***** Listed records

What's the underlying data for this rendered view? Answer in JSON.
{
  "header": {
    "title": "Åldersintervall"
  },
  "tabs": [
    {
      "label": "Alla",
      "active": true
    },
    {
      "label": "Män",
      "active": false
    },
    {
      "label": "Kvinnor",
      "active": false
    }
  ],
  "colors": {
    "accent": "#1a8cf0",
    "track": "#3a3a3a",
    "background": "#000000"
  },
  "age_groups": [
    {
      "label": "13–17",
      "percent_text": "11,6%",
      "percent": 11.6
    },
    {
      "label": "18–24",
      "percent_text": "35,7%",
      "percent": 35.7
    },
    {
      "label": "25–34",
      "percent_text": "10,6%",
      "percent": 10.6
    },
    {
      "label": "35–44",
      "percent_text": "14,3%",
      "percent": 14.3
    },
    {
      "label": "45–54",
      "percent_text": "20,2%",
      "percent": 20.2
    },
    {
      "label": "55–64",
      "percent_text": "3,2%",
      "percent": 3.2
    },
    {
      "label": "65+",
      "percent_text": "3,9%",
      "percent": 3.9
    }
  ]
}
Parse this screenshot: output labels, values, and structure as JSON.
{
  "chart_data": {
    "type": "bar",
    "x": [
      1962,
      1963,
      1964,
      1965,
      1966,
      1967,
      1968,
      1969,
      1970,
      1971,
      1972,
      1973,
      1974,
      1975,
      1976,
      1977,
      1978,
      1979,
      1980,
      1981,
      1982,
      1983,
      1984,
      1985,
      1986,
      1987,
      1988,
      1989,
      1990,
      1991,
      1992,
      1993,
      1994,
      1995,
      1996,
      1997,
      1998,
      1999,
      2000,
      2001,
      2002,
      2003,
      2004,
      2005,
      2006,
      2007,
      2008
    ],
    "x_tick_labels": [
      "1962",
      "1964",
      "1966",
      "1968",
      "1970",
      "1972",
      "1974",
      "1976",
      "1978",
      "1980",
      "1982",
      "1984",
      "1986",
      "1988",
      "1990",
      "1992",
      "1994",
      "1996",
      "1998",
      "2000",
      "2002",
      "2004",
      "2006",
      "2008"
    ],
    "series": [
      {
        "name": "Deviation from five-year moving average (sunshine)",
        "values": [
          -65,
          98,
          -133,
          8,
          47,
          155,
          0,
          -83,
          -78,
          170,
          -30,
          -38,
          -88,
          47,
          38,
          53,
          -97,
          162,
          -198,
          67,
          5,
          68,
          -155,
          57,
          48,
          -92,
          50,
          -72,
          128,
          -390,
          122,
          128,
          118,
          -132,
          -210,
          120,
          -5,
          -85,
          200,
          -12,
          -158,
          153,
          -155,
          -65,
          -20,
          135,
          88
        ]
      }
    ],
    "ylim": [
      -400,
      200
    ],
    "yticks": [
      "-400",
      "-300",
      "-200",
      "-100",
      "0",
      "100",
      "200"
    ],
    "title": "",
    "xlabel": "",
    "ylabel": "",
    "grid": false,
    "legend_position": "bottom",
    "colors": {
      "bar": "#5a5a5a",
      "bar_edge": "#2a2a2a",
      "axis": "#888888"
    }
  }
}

**********

■ Objective
Print all of the data exactly as it was given.

■ The output
What's the underlying data for this rendered view? Answer in JSON.
{
  "header": {
    "title": "Åldersintervall"
  },
  "tabs": [
    {
      "label": "Alla",
      "active": true
    },
    {
      "label": "Män",
      "active": false
    },
    {
      "label": "Kvinnor",
      "active": false
    }
  ],
  "colors": {
    "accent": "#1a8cf0",
    "track": "#3a3a3a",
    "background": "#000000"
  },
  "age_groups": [
    {
      "label": "13–17",
      "percent_text": "11,6%",
      "percent": 11.6
    },
    {
      "label": "18–24",
      "percent_text": "35,7%",
      "percent": 35.7
    },
    {
      "label": "25–34",
      "percent_text": "10,6%",
      "percent": 10.6
    },
    {
      "label": "35–44",
      "percent_text": "14,3%",
      "percent": 14.3
    },
    {
      "label": "45–54",
      "percent_text": "20,2%",
      "percent": 20.2
    },
    {
      "label": "55–64",
      "percent_text": "3,2%",
      "percent": 3.2
    },
    {
      "label": "65+",
      "percent_text": "3,9%",
      "percent": 3.9
    }
  ]
}
Parse this screenshot: output labels, values, and structure as JSON.
{
  "chart_data": {
    "type": "bar",
    "x": [
      1962,
      1963,
      1964,
      1965,
      1966,
      1967,
      1968,
      1969,
      1970,
      1971,
      1972,
      1973,
      1974,
      1975,
      1976,
      1977,
      1978,
      1979,
      1980,
      1981,
      1982,
      1983,
      1984,
      1985,
      1986,
      1987,
      1988,
      1989,
      1990,
      1991,
      1992,
      1993,
      1994,
      1995,
      1996,
      1997,
      1998,
      1999,
      2000,
      2001,
      2002,
      2003,
      2004,
      2005,
      2006,
      2007,
      2008
    ],
    "x_tick_labels": [
      "1962",
      "1964",
      "1966",
      "1968",
      "1970",
      "1972",
      "1974",
      "1976",
      "1978",
      "1980",
      "1982",
      "1984",
      "1986",
      "1988",
      "1990",
      "1992",
      "1994",
      "1996",
      "1998",
      "2000",
      "2002",
      "2004",
      "2006",
      "2008"
    ],
    "series": [
      {
        "name": "Deviation from five-year moving average (sunshine)",
        "values": [
          -65,
          98,
          -133,
          8,
          47,
          155,
          0,
          -83,
          -78,
          170,
          -30,
          -38,
          -88,
          47,
          38,
          53,
          -97,
          162,
          -198,
          67,
          5,
          68,
          -155,
          57,
          48,
          -92,
          50,
          -72,
          128,
          -390,
          122,
          128,
          118,
          -132,
          -210,
          120,
          -5,
          -85,
          200,
          -12,
          -158,
          153,
          -155,
          -65,
          -20,
          135,
          88
        ]
      }
    ],
    "ylim": [
      -400,
      200
    ],
    "yticks": [
      "-400",
      "-300",
      "-200",
      "-100",
      "0",
      "100",
      "200"
    ],
    "title": "",
    "xlabel": "",
    "ylabel": "",
    "grid": false,
    "legend_position": "bottom",
    "colors": {
      "bar": "#5a5a5a",
      "bar_edge": "#2a2a2a",
      "axis": "#888888"
    }
  }
}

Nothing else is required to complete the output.